**Aim of the task:**
Copy out the lines that have "What" in them.

**Records for this exercise:**
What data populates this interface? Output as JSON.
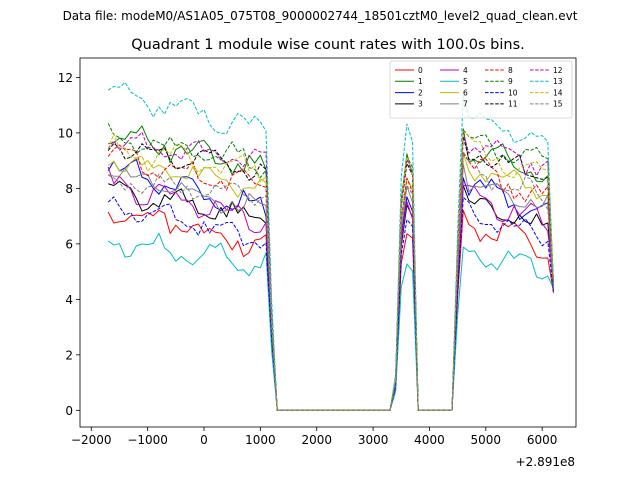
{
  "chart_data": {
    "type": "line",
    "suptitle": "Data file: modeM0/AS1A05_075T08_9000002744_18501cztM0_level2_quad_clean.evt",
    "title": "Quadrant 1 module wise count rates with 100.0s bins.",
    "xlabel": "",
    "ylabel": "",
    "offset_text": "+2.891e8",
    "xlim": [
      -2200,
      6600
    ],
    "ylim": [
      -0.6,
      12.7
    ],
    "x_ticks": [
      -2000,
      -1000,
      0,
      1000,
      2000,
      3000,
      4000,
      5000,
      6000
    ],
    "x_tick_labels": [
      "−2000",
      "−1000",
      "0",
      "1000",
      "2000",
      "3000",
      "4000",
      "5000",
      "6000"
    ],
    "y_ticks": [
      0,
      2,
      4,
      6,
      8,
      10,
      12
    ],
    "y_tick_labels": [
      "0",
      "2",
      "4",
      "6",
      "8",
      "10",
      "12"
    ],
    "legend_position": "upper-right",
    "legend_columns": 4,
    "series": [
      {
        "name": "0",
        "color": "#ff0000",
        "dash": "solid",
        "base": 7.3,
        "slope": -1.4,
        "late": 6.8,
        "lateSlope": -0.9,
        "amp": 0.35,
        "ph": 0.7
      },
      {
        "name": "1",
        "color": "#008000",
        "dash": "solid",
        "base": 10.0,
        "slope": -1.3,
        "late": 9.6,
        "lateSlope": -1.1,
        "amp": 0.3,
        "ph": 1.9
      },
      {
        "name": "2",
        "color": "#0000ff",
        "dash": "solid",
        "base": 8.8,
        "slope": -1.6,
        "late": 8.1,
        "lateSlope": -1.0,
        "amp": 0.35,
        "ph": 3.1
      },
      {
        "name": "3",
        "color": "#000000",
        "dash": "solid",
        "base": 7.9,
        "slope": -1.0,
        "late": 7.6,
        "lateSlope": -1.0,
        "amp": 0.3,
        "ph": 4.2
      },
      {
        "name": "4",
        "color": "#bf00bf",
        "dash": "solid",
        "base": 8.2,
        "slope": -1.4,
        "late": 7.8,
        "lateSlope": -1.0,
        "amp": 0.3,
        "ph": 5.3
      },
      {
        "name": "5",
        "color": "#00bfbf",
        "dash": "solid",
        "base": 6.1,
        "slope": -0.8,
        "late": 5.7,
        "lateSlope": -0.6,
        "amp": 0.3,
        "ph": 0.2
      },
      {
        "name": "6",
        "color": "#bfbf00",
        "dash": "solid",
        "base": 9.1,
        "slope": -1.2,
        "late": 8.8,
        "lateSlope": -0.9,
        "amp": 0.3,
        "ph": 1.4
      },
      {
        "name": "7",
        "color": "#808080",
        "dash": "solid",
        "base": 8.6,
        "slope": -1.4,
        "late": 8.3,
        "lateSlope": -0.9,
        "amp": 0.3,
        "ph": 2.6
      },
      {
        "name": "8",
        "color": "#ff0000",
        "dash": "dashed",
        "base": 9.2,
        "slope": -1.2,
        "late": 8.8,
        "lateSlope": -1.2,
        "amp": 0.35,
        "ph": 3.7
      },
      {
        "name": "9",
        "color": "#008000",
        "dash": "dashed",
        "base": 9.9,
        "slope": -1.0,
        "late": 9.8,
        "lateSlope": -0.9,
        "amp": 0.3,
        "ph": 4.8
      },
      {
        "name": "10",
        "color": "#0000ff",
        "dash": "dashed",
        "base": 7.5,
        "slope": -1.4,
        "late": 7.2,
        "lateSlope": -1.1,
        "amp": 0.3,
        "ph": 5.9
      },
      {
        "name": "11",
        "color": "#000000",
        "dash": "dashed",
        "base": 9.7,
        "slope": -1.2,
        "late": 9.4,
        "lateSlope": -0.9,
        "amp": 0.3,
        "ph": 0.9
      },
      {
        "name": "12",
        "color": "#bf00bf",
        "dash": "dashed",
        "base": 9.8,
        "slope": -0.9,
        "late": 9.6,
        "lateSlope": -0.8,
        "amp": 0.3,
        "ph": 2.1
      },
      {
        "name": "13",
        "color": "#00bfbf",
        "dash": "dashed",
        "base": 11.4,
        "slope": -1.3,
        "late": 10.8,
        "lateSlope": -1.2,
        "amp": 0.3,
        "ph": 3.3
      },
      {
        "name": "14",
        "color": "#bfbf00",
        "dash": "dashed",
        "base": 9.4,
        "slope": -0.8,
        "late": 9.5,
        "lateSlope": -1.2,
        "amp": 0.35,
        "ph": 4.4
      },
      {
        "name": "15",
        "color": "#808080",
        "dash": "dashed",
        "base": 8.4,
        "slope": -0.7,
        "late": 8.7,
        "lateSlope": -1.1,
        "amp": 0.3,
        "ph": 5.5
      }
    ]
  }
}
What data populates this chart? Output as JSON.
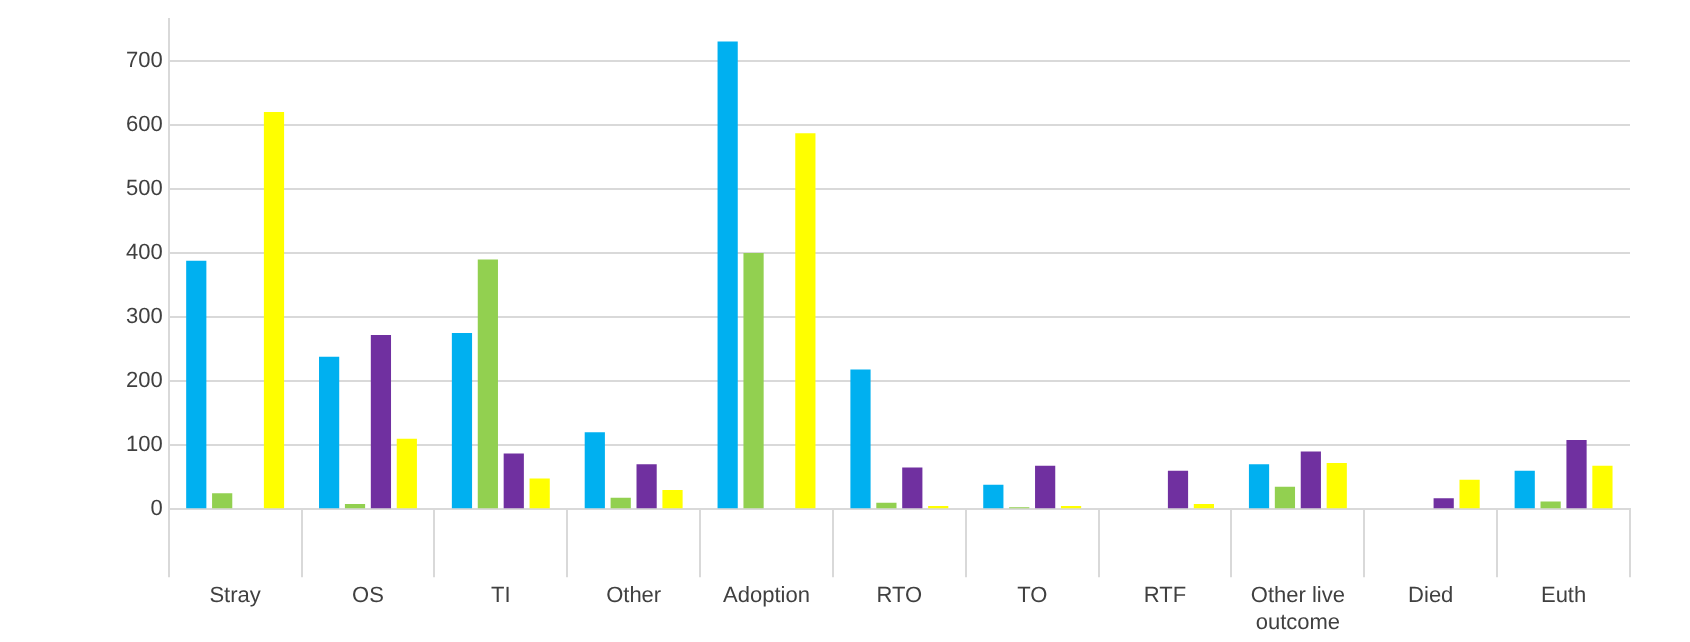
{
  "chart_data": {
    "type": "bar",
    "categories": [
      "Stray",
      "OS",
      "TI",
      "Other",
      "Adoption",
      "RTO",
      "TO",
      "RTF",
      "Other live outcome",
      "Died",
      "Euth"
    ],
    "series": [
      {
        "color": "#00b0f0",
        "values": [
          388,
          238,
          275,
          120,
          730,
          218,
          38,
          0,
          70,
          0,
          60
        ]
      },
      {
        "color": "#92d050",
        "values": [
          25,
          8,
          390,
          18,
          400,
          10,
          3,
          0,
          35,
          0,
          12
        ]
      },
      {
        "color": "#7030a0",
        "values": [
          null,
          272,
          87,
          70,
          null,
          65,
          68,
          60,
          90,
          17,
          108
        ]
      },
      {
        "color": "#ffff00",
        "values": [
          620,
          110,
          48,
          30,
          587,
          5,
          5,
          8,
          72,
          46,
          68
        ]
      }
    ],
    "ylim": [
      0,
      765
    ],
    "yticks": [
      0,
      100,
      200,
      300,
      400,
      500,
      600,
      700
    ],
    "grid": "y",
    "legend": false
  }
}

**Complete response:**
What data populates this interface? Output as JSON.
What data populates this chart? Output as JSON.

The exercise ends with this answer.